▸ **WORK TO BE COMPLETED**:
Copy out lines with the word "white" from the material that follows.

## begin

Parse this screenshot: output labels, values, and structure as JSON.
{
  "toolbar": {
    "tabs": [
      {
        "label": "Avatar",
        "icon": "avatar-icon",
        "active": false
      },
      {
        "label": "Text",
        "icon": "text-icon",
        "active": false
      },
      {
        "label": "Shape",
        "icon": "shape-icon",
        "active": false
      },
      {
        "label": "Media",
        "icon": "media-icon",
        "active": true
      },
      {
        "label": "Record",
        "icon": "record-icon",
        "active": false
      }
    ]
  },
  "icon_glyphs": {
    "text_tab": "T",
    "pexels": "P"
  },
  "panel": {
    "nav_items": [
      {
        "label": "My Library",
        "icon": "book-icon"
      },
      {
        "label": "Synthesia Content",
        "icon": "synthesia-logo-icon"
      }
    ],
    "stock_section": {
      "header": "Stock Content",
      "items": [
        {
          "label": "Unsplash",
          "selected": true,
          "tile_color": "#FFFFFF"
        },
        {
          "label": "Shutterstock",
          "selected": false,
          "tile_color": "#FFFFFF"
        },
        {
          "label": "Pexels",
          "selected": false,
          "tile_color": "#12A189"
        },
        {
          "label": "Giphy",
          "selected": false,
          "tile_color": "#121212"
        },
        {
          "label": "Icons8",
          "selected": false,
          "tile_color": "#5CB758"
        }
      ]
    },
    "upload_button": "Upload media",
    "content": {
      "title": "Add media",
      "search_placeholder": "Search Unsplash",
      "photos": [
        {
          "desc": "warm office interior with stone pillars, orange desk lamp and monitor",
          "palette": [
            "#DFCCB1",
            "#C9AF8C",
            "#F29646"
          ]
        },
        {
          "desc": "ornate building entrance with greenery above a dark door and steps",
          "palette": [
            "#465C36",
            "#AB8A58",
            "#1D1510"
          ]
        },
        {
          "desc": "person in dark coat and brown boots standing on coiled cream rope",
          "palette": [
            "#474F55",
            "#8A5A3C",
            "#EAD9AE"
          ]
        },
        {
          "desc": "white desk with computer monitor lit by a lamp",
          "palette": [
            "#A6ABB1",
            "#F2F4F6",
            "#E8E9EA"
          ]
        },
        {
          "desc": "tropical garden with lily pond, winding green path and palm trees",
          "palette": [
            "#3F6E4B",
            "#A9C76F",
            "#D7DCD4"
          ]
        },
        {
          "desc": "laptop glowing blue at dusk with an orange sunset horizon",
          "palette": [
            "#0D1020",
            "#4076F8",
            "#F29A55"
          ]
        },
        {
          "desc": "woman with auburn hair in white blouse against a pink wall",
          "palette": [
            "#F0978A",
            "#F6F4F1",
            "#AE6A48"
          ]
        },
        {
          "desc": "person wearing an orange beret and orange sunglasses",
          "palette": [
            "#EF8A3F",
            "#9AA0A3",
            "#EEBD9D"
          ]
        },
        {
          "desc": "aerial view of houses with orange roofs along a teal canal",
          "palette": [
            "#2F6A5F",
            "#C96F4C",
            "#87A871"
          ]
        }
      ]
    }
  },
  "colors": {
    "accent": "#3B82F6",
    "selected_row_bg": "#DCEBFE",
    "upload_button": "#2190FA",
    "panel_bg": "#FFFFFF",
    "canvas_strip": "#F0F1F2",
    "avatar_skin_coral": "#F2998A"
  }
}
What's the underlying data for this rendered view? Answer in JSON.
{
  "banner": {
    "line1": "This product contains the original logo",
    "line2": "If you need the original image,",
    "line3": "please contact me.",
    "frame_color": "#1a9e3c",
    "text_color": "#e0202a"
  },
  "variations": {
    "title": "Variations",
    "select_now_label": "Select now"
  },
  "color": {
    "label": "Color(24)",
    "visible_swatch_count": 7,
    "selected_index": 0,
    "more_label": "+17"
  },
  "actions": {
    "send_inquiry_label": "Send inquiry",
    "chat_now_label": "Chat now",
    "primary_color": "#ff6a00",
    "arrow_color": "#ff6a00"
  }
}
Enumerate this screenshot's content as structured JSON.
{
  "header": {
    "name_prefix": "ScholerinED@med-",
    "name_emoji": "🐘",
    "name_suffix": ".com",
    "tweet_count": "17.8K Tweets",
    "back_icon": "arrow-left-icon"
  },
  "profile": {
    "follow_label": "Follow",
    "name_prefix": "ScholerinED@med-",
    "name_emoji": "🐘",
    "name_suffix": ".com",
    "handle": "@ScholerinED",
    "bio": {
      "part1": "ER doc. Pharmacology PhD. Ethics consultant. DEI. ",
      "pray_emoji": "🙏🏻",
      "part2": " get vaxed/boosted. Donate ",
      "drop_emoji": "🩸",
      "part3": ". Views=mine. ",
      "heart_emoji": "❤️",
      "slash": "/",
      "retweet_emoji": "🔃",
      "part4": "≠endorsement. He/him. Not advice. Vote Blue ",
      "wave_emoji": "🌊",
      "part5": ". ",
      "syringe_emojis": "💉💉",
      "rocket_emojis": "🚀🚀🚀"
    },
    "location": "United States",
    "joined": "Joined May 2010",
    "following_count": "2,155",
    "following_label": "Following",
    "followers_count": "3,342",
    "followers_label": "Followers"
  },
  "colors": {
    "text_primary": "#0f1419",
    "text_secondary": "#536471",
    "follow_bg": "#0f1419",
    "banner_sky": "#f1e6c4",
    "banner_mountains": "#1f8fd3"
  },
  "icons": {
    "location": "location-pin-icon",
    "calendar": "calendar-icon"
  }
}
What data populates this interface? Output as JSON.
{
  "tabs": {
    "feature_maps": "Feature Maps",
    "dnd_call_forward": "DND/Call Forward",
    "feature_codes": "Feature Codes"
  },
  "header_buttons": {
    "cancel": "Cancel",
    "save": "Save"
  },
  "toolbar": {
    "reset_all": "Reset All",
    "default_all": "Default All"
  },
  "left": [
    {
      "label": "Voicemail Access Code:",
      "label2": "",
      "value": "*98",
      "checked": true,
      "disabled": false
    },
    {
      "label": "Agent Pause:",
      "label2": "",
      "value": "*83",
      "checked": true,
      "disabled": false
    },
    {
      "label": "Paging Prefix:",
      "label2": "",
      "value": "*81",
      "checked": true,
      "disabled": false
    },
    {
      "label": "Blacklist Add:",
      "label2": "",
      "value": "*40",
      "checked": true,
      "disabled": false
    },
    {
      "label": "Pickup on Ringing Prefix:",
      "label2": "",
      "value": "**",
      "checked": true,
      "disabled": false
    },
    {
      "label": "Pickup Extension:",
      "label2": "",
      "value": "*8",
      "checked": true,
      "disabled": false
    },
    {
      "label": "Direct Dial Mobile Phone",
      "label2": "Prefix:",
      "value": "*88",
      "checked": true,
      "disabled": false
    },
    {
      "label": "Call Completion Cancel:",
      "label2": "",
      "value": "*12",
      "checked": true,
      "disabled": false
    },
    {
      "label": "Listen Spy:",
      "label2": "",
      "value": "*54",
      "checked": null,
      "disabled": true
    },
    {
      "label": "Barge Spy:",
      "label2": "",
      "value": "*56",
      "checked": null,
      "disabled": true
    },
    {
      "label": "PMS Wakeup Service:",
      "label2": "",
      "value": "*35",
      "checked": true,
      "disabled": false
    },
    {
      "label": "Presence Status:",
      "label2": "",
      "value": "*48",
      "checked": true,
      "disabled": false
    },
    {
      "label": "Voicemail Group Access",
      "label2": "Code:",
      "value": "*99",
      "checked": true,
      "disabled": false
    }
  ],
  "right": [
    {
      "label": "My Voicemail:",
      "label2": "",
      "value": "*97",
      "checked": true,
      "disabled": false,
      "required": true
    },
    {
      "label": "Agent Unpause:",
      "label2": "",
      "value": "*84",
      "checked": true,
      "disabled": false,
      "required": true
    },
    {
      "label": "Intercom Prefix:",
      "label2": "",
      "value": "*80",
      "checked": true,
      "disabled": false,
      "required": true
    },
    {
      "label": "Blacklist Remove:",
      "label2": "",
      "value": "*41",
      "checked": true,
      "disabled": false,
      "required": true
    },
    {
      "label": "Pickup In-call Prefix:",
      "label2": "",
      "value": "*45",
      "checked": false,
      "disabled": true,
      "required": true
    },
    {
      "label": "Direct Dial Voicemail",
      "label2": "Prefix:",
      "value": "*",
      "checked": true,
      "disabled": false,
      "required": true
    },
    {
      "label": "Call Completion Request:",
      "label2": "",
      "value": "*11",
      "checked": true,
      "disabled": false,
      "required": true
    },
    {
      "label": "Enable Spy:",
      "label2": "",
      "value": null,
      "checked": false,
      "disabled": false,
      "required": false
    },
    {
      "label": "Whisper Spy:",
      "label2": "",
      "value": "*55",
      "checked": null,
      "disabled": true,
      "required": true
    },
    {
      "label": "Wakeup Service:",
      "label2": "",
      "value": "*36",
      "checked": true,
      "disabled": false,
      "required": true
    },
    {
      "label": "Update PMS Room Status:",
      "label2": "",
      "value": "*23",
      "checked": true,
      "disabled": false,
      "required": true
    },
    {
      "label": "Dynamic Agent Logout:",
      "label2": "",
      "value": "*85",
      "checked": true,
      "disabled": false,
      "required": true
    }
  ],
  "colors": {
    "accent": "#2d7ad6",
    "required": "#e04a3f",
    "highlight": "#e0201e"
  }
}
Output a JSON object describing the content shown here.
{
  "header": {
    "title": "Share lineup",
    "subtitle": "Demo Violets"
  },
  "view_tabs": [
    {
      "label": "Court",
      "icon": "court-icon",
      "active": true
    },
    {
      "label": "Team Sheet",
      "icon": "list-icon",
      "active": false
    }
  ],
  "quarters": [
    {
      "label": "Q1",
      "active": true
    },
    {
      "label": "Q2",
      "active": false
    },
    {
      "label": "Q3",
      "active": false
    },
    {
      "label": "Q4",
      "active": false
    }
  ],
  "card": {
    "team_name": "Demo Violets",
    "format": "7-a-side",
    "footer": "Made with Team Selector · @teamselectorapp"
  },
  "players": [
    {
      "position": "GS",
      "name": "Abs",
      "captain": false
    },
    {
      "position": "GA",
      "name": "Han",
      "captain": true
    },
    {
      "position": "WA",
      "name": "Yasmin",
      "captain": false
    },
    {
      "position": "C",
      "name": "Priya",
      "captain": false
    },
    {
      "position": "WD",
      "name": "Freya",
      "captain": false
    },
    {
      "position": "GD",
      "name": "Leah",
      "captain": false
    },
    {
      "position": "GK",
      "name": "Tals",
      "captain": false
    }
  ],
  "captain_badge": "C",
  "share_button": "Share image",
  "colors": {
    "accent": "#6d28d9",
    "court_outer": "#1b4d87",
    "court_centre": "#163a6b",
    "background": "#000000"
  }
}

## end

▸ **THE REPLY**:
          "desc": "white desk with computer monitor lit by a lamp",
          "desc": "woman with auburn hair in white blouse against a pink wall",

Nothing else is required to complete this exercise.